Aim: Type out the complete listing below word for word, without its pictures.

Stored records:
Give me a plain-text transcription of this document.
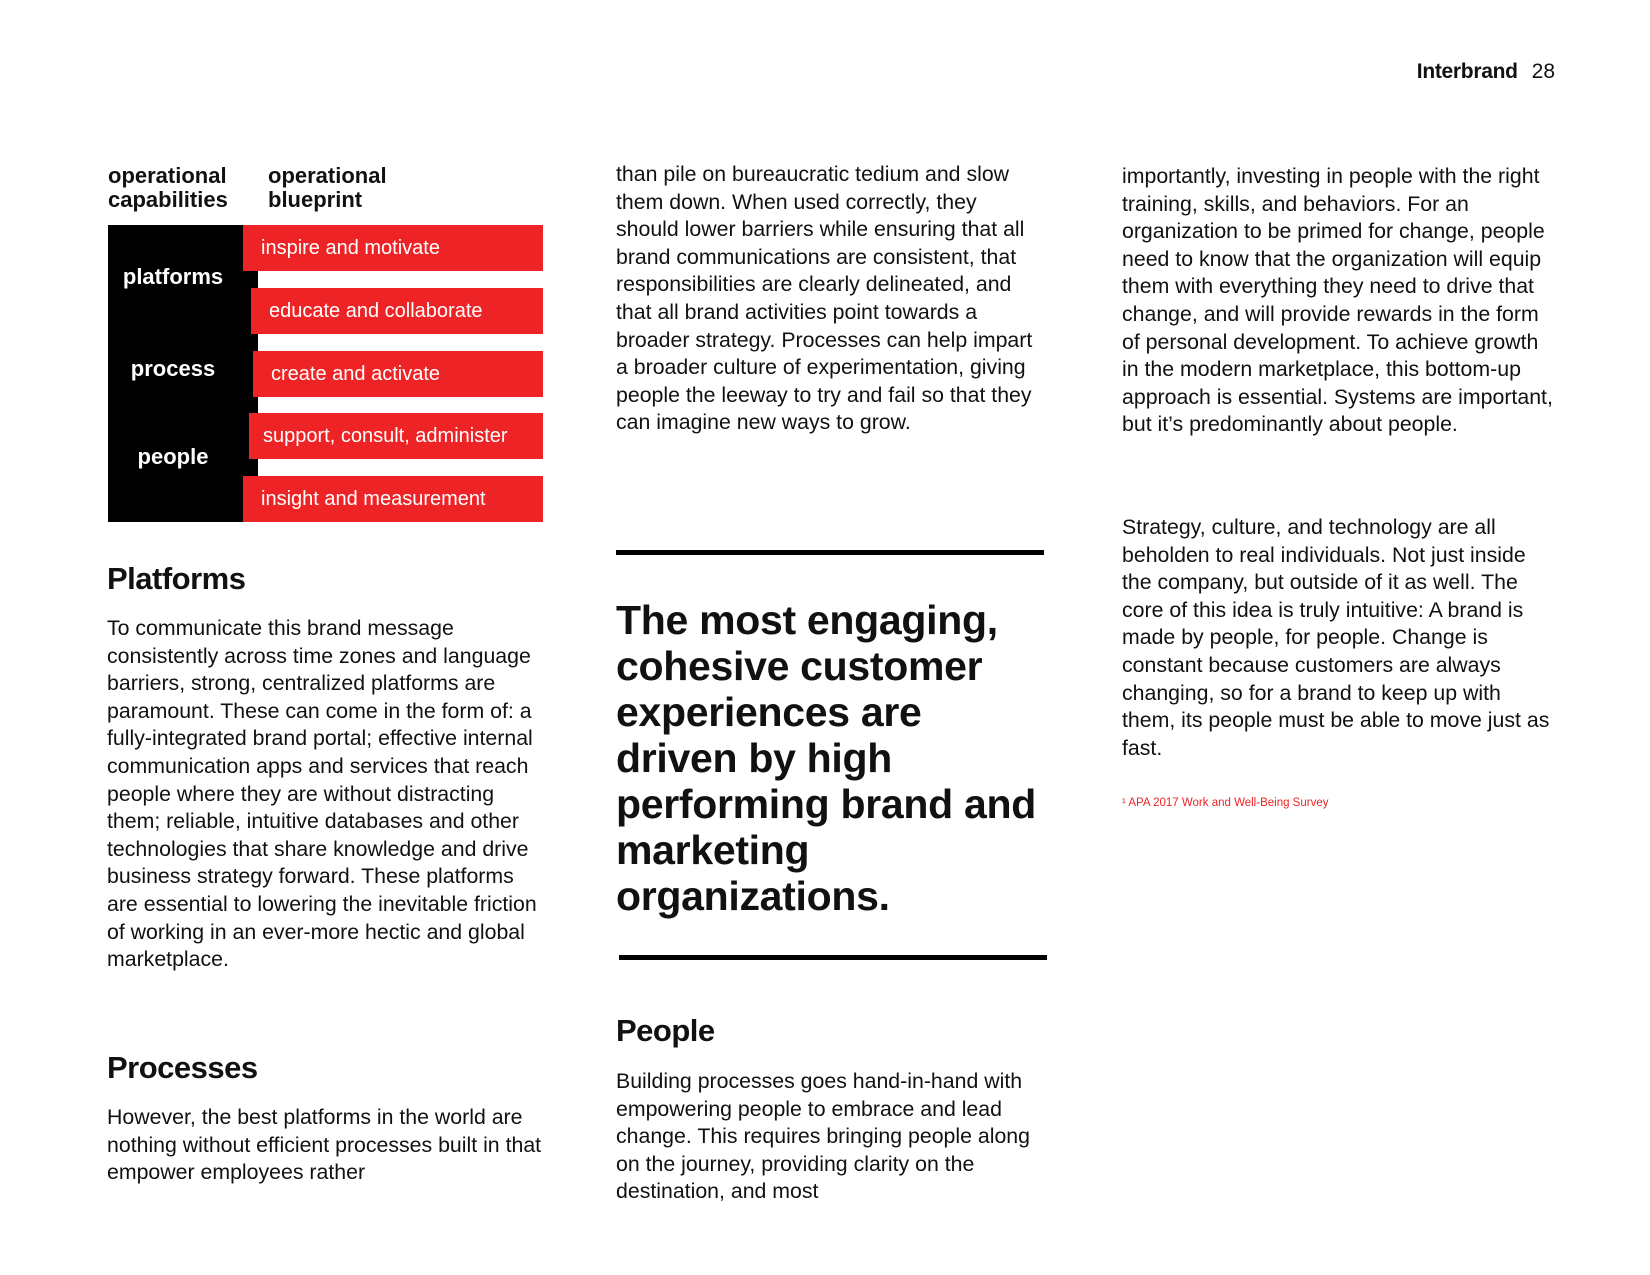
Interbrand 28
operational capabilities
operational blueprint
platforms
process
people
inspire and motivate
educate and collaborate
create and activate
support, consult, administer
insight and measurement
Platforms
To communicate this brand message consistently across time zones and language barriers, strong, centralized platforms are paramount. These can come in the form of: a fully-integrated brand portal; effective internal communication apps and services that reach people where they are without distracting them; reliable, intuitive databases and other technologies that share knowledge and drive business strategy forward. These platforms are essential to lowering the inevitable friction of working in an ever-more hectic and global marketplace.
Processes
However, the best platforms in the world are nothing without efficient processes built in that empower employees rather
than pile on bureaucratic tedium and slow them down. When used correctly, they should lower barriers while ensuring that all brand communications are consistent, that responsibilities are clearly delineated, and that all brand activities point towards a broader strategy. Processes can help impart a broader culture of experimentation, giving people the leeway to try and fail so that they can imagine new ways to grow.
The most engaging, cohesive customer experiences are driven by high performing brand and marketing organizations.
People
Building processes goes hand-in-hand with empowering people to embrace and lead change. This requires bringing people along on the journey, providing clarity on the destination, and most
importantly, investing in people with the right training, skills, and behaviors. For an organization to be primed for change, people need to know that the organization will equip them with everything they need to drive that change, and will provide rewards in the form of personal development. To achieve growth in the modern marketplace, this bottom-up approach is essential. Systems are important, but it’s predominantly about people.
Strategy, culture, and technology are all beholden to real individuals. Not just inside the company, but outside of it as well. The core of this idea is truly intuitive: A brand is made by people, for people. Change is constant because customers are always changing, so for a brand to keep up with them, its people must be able to move just as fast.
¹ APA 2017 Work and Well-Being Survey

Solution to the problem:
Give me a plain-text transcription of this document.
Interbrand 28
operational capabilities
operational blueprint
platforms
process
people
inspire and motivate
educate and collaborate
create and activate
support, consult, administer
insight and measurement
Platforms
To communicate this brand message consistently across time zones and language barriers, strong, centralized platforms are paramount. These can come in the form of: a fully-integrated brand portal; effective internal communication apps and services that reach people where they are without distracting them; reliable, intuitive databases and other technologies that share knowledge and drive business strategy forward. These platforms are essential to lowering the inevitable friction of working in an ever-more hectic and global marketplace.
Processes
However, the best platforms in the world are nothing without efficient processes built in that empower employees rather
than pile on bureaucratic tedium and slow them down. When used correctly, they should lower barriers while ensuring that all brand communications are consistent, that responsibilities are clearly delineated, and that all brand activities point towards a broader strategy. Processes can help impart a broader culture of experimentation, giving people the leeway to try and fail so that they can imagine new ways to grow.
The most engaging, cohesive customer experiences are driven by high performing brand and marketing organizations.
People
Building processes goes hand-in-hand with empowering people to embrace and lead change. This requires bringing people along on the journey, providing clarity on the destination, and most
importantly, investing in people with the right training, skills, and behaviors. For an organization to be primed for change, people need to know that the organization will equip them with everything they need to drive that change, and will provide rewards in the form of personal development. To achieve growth in the modern marketplace, this bottom-up approach is essential. Systems are important, but it’s predominantly about people.
Strategy, culture, and technology are all beholden to real individuals. Not just inside the company, but outside of it as well. The core of this idea is truly intuitive: A brand is made by people, for people. Change is constant because customers are always changing, so for a brand to keep up with them, its people must be able to move just as fast.
¹ APA 2017 Work and Well-Being Survey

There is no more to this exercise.